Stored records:
········

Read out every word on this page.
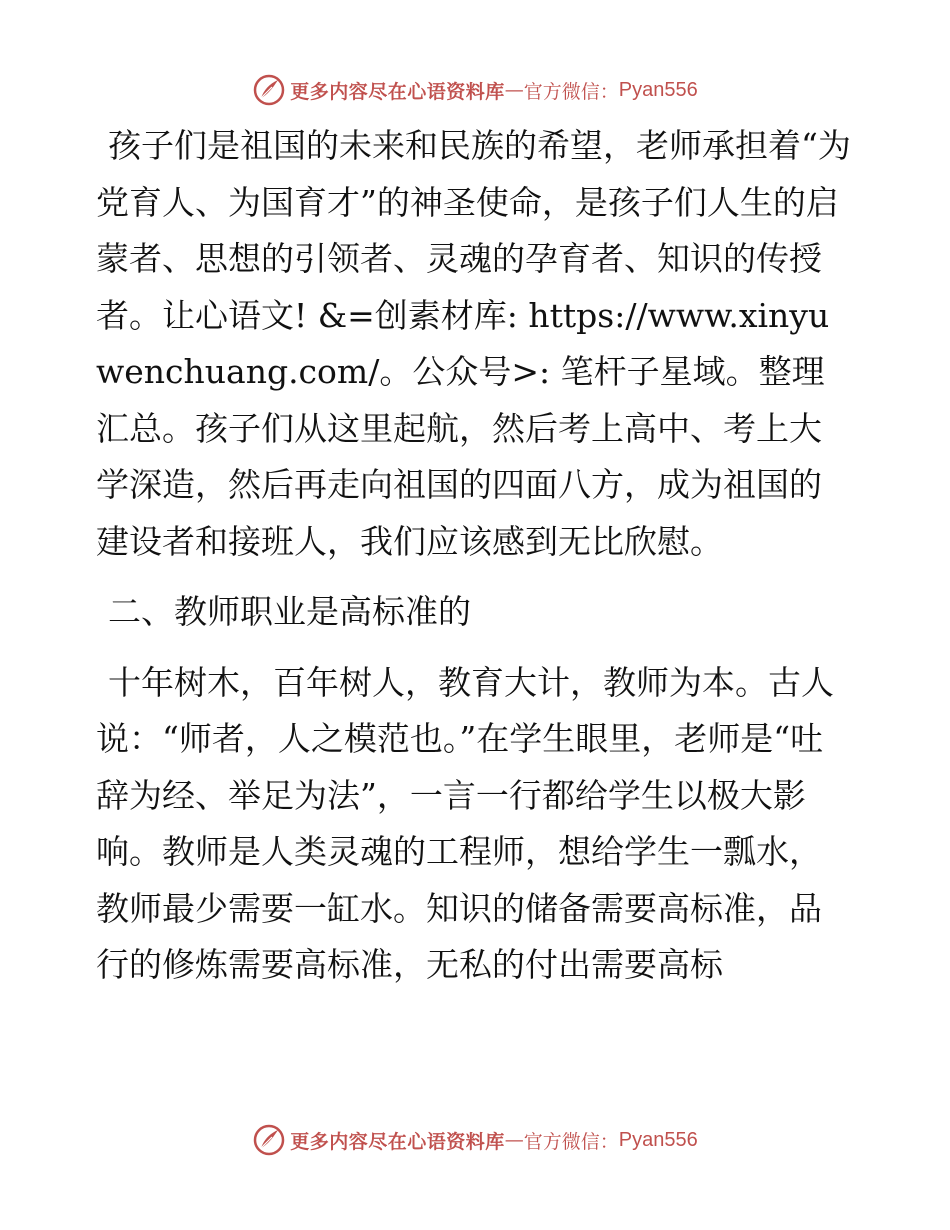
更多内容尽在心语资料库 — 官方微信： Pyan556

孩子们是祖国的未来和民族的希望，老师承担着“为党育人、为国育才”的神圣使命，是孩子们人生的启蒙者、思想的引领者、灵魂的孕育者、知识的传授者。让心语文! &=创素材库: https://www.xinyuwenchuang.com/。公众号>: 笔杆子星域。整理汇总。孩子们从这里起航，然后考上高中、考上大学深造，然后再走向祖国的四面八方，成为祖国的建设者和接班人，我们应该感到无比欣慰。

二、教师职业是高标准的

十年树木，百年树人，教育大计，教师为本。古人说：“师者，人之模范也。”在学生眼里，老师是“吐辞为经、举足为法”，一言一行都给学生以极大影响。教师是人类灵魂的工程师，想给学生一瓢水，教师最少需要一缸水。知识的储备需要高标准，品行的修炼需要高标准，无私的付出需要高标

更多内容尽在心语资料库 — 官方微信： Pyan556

········

DIRECTIONS FOR THIS TASK:
Repeat the entries exactly. Pictures are excluded from the copy.

FULL SOLUTION:
Read out every word on this page.
更多内容尽在心语资料库 — 官方微信： Pyan556

孩子们是祖国的未来和民族的希望，老师承担着“为党育人、为国育才”的神圣使命，是孩子们人生的启蒙者、思想的引领者、灵魂的孕育者、知识的传授者。让心语文! &=创素材库: https://www.xinyuwenchuang.com/。公众号>: 笔杆子星域。整理汇总。孩子们从这里起航，然后考上高中、考上大学深造，然后再走向祖国的四面八方，成为祖国的建设者和接班人，我们应该感到无比欣慰。

二、教师职业是高标准的

十年树木，百年树人，教育大计，教师为本。古人说：“师者，人之模范也。”在学生眼里，老师是“吐辞为经、举足为法”，一言一行都给学生以极大影响。教师是人类灵魂的工程师，想给学生一瓢水，教师最少需要一缸水。知识的储备需要高标准，品行的修炼需要高标准，无私的付出需要高标

更多内容尽在心语资料库 — 官方微信： Pyan556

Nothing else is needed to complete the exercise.